=== Texto fornecido ===

A iniciativa adquiriu caráter de urgência durante a última sessão legislativa do ano, em dezembro, e sua possível aprovação tem gerado preocupação entre as empresas do setor com a retomada das atividades na Câmara. Em comunicado, a Associação Brasileira das Empresas do Mercado de Fidelização (Abemf) defendeu a autorregulação do setor, solicitou um debate mais aprofundado sobre o projeto de lei e argumentou que algumas das propostas podem até mesmo inviabilizar os programas de fidelidade.
O deputado Jorge Braz (Republicanos-RJ) apresentou um relatório sobre quatro projetos de lei que tratam da regulamentação das milhas aéreas, incluindo o da Comissão Parlamentar de Inquérito (CPI) das Pirâmides Financeiras com Criptoativos, que investigou o caso da 123milhas e recomendou o indiciamento de seus proprietários.
Como forma de evitar situações semelhantes ao ocorrido com os clientes da 123milhas, o deputado também determinou que a venda ou transferência dos pontos acumulados não pode ser realizada com a promessa de entrega futura do serviço. O comprador deve receber o benefício imediatamente. A agência de viagens em questão vendia passagens mais baratas a longo prazo, porém os clientes só recebiam os bilhetes alguns dias antes da data de embarque (conhecida como "tarifa flexível").
Uma nova versão do projeto será protocolada na próxima semana com o intuito de estender essa regra a todos os programas de fidelidade do país, incluindo aqueles oferecidos por postos de gasolina, supermercados, varejistas e instituições bancárias. "Recebi representantes das empresas aéreas e uma das críticas feitas, com razão, foi que apenas os programas delas seriam afetados. Seria injusto. Por isso, vamos propor um novo parecer abrangendo todos os programas de fidelidade", afirmou o deputado.
O parlamentar defende as mudanças com o argumento de que as milhas/pontos se tornaram um serviço à parte como, por exemplo, os clubes de milhagem em que se recebe o benefício sem necessariamente utilizar o serviço, mediante uma assinatura mensal.
“Essas benesses, entre aspas, são ativos, são dinheiro. E, portanto, devem ser imprescritíveis, inclusive podendo passar como herança para algum beneficiário designado pelo proprietário em caso de morte”, afirma Jorge Braz.

=== Material exibido ===

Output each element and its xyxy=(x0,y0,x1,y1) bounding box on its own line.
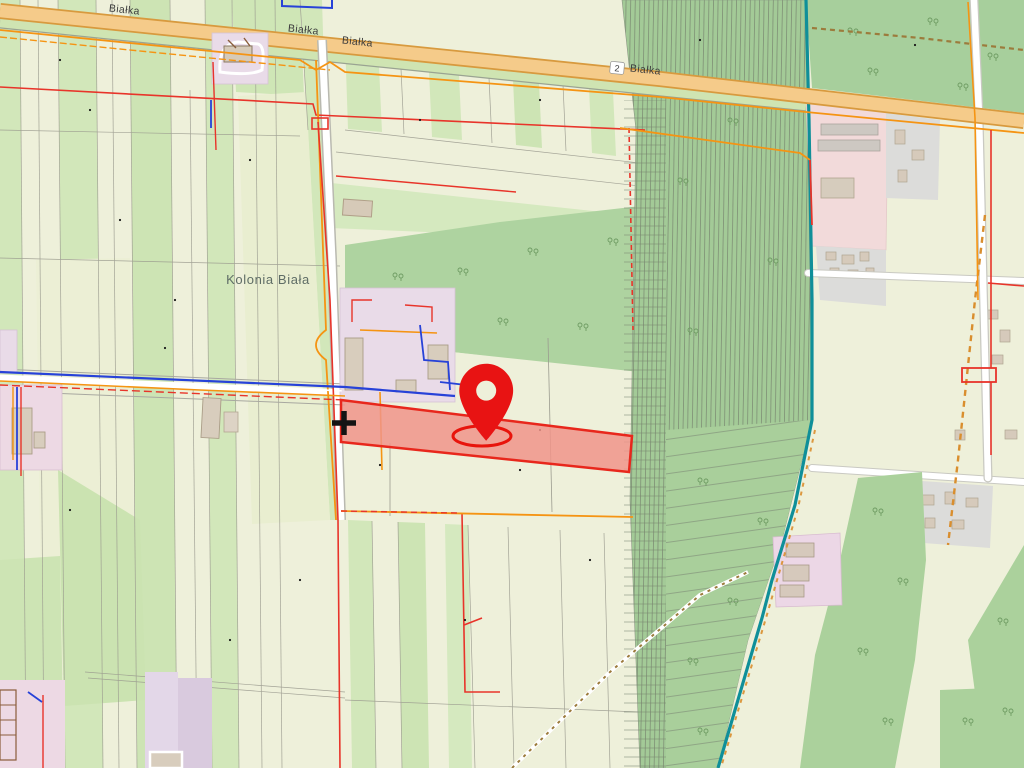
road-ref-number: 2 xyxy=(614,63,620,73)
map-viewport[interactable]: Białka Białka Białka 2 Białka Kolonia Bi… xyxy=(0,0,1024,768)
place-label-kolonia-biala: Kolonia Biała xyxy=(226,272,310,287)
road-ref-shield: 2 xyxy=(610,61,625,74)
map-canvas[interactable]: Białka Białka Białka 2 Białka Kolonia Bi… xyxy=(0,0,1024,768)
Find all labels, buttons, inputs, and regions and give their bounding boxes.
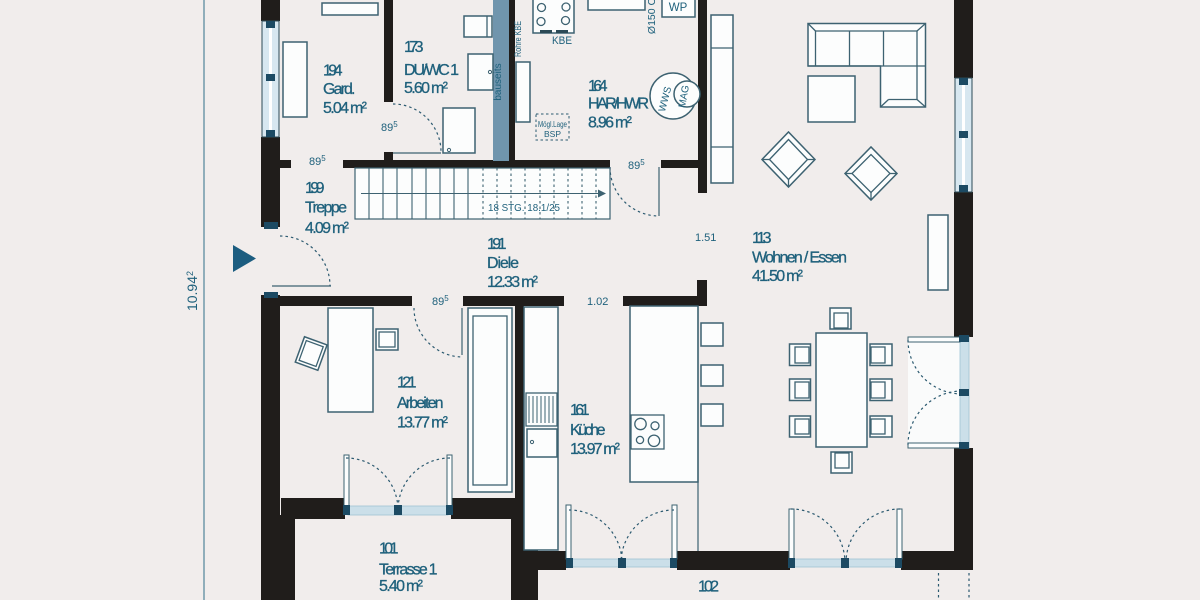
svg-text:1.51: 1.51 [695,232,716,244]
svg-text:DU/WC 1: DU/WC 1 [404,62,459,79]
svg-text:Arbeiten: Arbeiten [397,395,444,412]
svg-text:KBE: KBE [552,35,572,47]
svg-text:18 STG. 18.1/25: 18 STG. 18.1/25 [488,202,560,214]
svg-text:102: 102 [698,579,719,596]
svg-text:121: 121 [397,375,417,392]
svg-text:Küche: Küche [570,422,606,439]
svg-text:5.40 m²: 5.40 m² [379,578,424,595]
svg-text:Diele: Diele [487,255,519,272]
svg-text:13.77 m²: 13.77 m² [397,415,449,432]
svg-text:164: 164 [588,78,608,95]
svg-text:13.97 m²: 13.97 m² [570,441,621,458]
svg-text:Ø150 C: Ø150 C [646,0,658,34]
svg-text:Wohnen / Essen: Wohnen / Essen [752,250,847,267]
svg-text:bauseits: bauseits [493,63,504,100]
svg-text:Terrasse 1: Terrasse 1 [379,562,438,579]
svg-text:4.09 m²: 4.09 m² [305,220,350,237]
svg-text:8.96 m²: 8.96 m² [588,115,633,132]
svg-text:194: 194 [323,63,343,80]
svg-text:Treppe: Treppe [305,200,347,217]
svg-text:41.50 m²: 41.50 m² [752,268,804,285]
svg-text:BSP: BSP [544,129,561,139]
svg-text:5.04 m²: 5.04 m² [323,100,368,117]
svg-text:173: 173 [404,39,424,56]
svg-text:101: 101 [379,541,399,558]
svg-text:161: 161 [570,402,590,419]
svg-text:WP: WP [669,2,688,14]
svg-text:HAR/HWR: HAR/HWR [588,96,649,113]
svg-text:12.33 m²: 12.33 m² [487,274,539,291]
svg-text:Mögl.Lage: Mögl.Lage [538,119,567,129]
svg-text:5.60 m²: 5.60 m² [404,80,449,97]
svg-text:10.942: 10.942 [184,271,200,311]
svg-text:Rohre KBE: Rohre KBE [513,21,524,57]
svg-text:199: 199 [305,180,325,197]
svg-text:1.02: 1.02 [587,296,608,308]
svg-text:113: 113 [752,230,772,247]
svg-text:191: 191 [487,236,507,253]
svg-text:Gard.: Gard. [323,81,356,98]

===

- _Tarefas_
• a. Reproduza dos registros as linhas que vão da que contém "road-ref-number: 2 xyxy=(614,63,620,73)" até a que contém "Find all labels, buttons, inputs, and", com as duas incluídas.
• b. Dê sequência ao texto sobre a regulamentação das milhas aéreas, começando logo após a última frase apresentada.

- _Respostas por tarefa_
• a.
road-ref-number: 2 xyxy=(614,63,620,73)
map-viewport[interactable]: Białka Białka Białka 2 Białka Kolonia Bi… xyxy=(0,0,1024,768)
place-label-kolonia-biala: Kolonia Biała xyxy=(226,272,310,287)
road-ref-shield: 2 xyxy=(610,61,625,74)
map-canvas[interactable]: Białka Białka Białka 2 Białka Kolonia Bi… xyxy=(0,0,1024,768)
Find all labels, buttons, inputs, and regions and give their bounding boxes.

• b.
As empresas criticam as mudanças propostas. Para a Abemf, o assunto precisa de “ampla e profunda” discussão para “garantir os direitos e deveres das empresas e consumidores e poder proporcionar condições favoráveis ao desenvolvimento do setor e regras equilibradas”. “Entendemos que a criação de eventuais regras para o setor deve levar em consideração as suas características e especificidades. Caso contrário, corre-se o risco de limitar uma indústria em franco crescimento e desenvolvimento, que vem contribuindo para a geração de empregos, movimentação da economia nacional e arrecadação fiscal”, disse.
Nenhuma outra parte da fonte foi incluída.